§ **The request**:
Your answer should be a single number: the count of lines holding the word "определения".

Start of Data extract

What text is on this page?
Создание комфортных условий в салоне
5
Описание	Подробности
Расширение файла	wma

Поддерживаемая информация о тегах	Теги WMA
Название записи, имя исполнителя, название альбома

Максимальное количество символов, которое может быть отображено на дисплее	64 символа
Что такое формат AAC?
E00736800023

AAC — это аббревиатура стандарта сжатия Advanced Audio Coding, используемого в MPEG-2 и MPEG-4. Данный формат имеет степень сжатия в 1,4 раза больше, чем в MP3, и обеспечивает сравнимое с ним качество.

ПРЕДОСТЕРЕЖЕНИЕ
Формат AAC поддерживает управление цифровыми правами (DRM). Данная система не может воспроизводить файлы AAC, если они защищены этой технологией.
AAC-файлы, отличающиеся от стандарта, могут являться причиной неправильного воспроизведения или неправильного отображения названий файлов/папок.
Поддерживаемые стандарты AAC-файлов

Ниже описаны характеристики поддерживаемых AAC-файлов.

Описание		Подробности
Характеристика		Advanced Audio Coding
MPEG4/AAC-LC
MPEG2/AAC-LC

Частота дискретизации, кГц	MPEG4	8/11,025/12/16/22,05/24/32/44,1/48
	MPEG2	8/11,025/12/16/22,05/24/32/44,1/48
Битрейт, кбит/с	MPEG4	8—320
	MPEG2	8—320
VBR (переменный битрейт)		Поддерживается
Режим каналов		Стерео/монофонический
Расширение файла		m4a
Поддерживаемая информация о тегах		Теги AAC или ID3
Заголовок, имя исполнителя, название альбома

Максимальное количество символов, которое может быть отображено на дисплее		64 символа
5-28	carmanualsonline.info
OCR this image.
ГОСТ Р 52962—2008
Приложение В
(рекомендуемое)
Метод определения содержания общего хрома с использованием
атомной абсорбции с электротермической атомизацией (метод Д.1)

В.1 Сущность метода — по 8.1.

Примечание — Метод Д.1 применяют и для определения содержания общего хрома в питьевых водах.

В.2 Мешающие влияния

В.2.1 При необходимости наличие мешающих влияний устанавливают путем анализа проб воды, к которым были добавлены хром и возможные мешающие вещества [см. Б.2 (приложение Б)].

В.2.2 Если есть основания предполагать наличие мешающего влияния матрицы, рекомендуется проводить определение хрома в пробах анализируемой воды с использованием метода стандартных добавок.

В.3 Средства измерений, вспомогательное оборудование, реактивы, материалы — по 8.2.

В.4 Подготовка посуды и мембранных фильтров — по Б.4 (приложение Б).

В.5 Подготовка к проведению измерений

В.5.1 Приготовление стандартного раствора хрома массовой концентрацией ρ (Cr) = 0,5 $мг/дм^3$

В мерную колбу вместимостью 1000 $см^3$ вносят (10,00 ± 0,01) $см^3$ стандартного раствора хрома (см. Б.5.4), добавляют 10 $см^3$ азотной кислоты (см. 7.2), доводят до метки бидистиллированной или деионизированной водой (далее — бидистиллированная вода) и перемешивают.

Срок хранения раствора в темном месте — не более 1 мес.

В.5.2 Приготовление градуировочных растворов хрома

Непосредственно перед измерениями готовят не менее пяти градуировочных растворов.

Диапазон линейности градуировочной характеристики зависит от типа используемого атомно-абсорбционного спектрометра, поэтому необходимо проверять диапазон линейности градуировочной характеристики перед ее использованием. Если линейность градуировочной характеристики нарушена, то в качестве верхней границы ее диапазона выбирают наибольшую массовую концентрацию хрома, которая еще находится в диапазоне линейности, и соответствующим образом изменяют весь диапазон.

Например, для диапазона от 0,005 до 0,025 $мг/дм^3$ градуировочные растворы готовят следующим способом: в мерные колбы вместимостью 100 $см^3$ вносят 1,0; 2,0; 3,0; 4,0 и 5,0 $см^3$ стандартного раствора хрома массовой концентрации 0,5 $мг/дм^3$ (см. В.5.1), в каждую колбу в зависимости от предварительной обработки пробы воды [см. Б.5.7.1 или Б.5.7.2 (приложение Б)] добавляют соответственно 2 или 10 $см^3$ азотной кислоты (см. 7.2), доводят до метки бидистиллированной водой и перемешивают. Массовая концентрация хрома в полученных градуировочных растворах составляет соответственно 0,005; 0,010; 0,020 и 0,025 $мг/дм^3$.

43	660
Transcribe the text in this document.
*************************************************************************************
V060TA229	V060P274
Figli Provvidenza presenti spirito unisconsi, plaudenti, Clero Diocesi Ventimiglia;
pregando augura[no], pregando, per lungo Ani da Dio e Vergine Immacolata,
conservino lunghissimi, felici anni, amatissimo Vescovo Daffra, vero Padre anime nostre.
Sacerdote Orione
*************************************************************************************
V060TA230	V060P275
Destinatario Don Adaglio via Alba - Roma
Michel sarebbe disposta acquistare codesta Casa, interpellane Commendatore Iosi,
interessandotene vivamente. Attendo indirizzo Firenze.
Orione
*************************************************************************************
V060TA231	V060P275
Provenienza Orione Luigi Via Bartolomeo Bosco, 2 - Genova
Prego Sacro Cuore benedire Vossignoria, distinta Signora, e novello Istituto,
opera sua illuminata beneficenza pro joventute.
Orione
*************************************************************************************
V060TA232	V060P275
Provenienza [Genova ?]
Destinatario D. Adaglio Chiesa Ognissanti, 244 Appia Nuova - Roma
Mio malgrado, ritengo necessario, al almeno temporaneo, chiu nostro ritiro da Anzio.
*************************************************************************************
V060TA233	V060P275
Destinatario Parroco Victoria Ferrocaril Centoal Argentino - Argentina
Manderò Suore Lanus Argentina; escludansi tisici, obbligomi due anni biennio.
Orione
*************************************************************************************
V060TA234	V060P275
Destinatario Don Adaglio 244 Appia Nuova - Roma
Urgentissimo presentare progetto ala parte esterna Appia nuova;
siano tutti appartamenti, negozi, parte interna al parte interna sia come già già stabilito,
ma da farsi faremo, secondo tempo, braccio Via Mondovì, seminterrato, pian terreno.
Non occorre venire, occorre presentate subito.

End of Data extract

§ **Solved problem**:
2